▸ **DESCRIPTION OF THE TASK**: Each entry below must be repeated exactly, with pictures left out.

Stored records
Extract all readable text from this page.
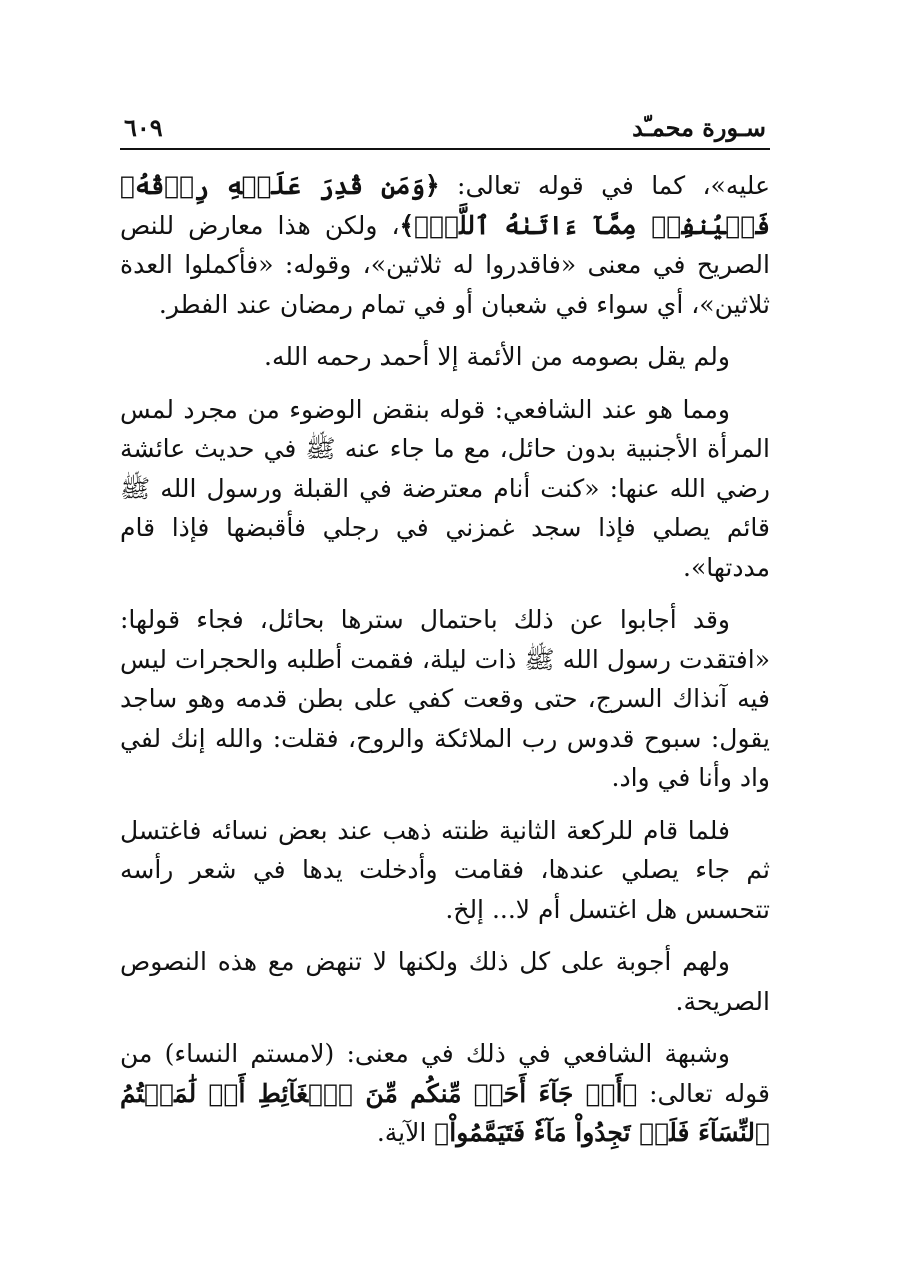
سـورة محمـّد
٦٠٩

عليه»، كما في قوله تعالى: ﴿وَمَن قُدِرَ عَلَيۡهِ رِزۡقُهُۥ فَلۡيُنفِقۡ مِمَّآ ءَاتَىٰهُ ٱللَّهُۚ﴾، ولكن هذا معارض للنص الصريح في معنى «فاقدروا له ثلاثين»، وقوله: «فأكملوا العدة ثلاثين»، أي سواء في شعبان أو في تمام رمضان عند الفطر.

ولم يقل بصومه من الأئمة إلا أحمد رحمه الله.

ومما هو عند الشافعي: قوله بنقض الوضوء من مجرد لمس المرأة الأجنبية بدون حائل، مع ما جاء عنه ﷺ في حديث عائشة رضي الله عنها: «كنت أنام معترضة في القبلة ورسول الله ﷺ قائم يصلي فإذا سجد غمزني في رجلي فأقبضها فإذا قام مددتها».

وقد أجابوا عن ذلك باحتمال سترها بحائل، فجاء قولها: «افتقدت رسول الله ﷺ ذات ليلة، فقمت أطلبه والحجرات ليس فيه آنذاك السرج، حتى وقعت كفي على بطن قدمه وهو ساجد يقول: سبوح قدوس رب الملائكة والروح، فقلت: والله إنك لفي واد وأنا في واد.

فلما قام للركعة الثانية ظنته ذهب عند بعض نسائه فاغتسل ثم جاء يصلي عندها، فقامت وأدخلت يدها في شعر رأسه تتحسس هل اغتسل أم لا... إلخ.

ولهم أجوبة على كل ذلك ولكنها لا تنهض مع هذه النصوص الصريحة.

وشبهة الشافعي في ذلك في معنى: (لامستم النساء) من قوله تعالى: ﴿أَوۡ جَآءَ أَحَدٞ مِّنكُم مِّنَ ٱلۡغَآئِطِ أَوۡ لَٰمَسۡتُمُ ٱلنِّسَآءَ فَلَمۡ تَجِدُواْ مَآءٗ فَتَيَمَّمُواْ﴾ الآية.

▸ **FINISHED TASK**:
Extract all readable text from this page.
سـورة محمـّد
٦٠٩

عليه»، كما في قوله تعالى: ﴿وَمَن قُدِرَ عَلَيۡهِ رِزۡقُهُۥ فَلۡيُنفِقۡ مِمَّآ ءَاتَىٰهُ ٱللَّهُۚ﴾، ولكن هذا معارض للنص الصريح في معنى «فاقدروا له ثلاثين»، وقوله: «فأكملوا العدة ثلاثين»، أي سواء في شعبان أو في تمام رمضان عند الفطر.

ولم يقل بصومه من الأئمة إلا أحمد رحمه الله.

ومما هو عند الشافعي: قوله بنقض الوضوء من مجرد لمس المرأة الأجنبية بدون حائل، مع ما جاء عنه ﷺ في حديث عائشة رضي الله عنها: «كنت أنام معترضة في القبلة ورسول الله ﷺ قائم يصلي فإذا سجد غمزني في رجلي فأقبضها فإذا قام مددتها».

وقد أجابوا عن ذلك باحتمال سترها بحائل، فجاء قولها: «افتقدت رسول الله ﷺ ذات ليلة، فقمت أطلبه والحجرات ليس فيه آنذاك السرج، حتى وقعت كفي على بطن قدمه وهو ساجد يقول: سبوح قدوس رب الملائكة والروح، فقلت: والله إنك لفي واد وأنا في واد.

فلما قام للركعة الثانية ظنته ذهب عند بعض نسائه فاغتسل ثم جاء يصلي عندها، فقامت وأدخلت يدها في شعر رأسه تتحسس هل اغتسل أم لا... إلخ.

ولهم أجوبة على كل ذلك ولكنها لا تنهض مع هذه النصوص الصريحة.

وشبهة الشافعي في ذلك في معنى: (لامستم النساء) من قوله تعالى: ﴿أَوۡ جَآءَ أَحَدٞ مِّنكُم مِّنَ ٱلۡغَآئِطِ أَوۡ لَٰمَسۡتُمُ ٱلنِّسَآءَ فَلَمۡ تَجِدُواْ مَآءٗ فَتَيَمَّمُواْ﴾ الآية.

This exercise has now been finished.